GIVEN PROBLEM: For the records below, give the count of lines holding the word "complete" and nothing more.

DATA FOR THE TASK:
+--

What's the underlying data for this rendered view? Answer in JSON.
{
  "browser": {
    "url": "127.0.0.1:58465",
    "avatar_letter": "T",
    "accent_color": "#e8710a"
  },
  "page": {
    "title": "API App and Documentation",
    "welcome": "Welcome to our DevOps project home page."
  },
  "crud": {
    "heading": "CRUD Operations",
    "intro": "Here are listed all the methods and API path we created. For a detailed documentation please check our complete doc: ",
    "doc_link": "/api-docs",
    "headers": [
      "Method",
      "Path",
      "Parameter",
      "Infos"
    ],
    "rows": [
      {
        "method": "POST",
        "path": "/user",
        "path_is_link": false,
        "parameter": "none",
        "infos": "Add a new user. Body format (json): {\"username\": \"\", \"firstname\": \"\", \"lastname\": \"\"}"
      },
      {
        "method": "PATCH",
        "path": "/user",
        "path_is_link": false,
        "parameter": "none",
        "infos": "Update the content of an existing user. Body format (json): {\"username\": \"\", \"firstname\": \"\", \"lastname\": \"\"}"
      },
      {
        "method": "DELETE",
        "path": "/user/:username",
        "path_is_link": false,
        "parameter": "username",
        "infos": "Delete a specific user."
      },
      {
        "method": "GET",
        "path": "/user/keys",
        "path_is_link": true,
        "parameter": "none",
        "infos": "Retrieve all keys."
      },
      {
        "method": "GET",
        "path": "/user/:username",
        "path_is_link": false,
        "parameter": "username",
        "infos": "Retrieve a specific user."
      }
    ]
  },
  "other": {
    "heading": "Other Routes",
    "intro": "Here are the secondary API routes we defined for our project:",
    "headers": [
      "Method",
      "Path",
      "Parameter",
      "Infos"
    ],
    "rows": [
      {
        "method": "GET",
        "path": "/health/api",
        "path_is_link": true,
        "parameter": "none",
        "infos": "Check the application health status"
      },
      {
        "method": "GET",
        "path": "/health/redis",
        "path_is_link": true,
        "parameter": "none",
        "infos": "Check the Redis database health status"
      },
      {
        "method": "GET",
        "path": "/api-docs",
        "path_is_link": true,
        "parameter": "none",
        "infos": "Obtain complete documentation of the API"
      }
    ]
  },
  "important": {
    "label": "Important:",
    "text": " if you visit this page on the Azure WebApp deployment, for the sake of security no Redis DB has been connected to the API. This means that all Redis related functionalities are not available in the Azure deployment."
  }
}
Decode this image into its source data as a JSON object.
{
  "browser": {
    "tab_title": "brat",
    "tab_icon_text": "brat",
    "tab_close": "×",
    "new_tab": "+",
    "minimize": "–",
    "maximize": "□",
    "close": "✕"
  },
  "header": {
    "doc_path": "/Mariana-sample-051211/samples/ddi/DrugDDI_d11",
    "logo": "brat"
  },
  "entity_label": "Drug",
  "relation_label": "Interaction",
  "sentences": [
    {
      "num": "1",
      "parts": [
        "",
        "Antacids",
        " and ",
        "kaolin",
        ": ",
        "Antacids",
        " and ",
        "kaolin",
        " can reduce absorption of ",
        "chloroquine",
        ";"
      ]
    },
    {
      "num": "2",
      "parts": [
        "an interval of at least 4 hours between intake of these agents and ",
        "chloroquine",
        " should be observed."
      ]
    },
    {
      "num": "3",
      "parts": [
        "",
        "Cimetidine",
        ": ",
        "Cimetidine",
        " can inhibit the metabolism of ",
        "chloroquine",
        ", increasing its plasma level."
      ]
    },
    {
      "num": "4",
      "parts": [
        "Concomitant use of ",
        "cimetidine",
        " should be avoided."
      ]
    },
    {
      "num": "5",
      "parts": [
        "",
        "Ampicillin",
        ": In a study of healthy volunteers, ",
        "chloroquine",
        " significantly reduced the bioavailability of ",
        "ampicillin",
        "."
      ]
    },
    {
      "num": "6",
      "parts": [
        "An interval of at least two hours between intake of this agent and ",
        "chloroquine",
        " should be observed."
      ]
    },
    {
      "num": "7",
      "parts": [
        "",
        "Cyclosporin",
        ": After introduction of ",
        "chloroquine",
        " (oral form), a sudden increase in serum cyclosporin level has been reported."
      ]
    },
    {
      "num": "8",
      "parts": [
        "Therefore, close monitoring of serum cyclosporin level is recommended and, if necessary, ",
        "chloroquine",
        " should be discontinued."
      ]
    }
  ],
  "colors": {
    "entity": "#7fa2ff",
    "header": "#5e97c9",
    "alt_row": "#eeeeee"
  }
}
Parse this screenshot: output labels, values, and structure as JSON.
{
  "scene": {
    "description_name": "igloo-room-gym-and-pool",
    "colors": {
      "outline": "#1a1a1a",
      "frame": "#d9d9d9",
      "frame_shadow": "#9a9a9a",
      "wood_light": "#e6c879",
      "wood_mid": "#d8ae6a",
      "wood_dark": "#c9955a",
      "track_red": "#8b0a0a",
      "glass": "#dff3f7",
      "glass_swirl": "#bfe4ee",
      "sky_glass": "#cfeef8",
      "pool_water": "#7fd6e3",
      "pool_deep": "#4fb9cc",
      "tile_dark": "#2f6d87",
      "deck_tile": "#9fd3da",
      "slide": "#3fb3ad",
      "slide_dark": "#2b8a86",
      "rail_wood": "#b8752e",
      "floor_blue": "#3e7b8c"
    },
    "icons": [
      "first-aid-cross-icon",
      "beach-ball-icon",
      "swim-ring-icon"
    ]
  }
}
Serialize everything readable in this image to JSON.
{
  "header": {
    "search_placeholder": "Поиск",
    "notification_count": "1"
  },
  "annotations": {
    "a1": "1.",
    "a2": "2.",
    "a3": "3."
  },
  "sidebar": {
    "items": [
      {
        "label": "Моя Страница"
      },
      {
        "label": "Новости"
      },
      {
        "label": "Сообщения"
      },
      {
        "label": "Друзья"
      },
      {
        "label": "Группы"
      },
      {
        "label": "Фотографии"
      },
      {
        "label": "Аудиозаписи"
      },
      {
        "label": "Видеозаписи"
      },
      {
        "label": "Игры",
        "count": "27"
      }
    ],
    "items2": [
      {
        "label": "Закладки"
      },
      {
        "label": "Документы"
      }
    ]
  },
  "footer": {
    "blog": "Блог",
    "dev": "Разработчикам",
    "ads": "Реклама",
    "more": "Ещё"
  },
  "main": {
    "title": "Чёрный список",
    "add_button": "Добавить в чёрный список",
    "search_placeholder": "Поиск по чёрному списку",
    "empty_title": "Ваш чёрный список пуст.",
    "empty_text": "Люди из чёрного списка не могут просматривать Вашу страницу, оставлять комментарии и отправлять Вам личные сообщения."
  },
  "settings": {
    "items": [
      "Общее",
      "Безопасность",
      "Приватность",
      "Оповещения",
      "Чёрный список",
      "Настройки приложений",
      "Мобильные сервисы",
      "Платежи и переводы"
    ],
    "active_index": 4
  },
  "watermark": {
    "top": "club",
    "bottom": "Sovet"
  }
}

+--

SOLUTION BELOW: 2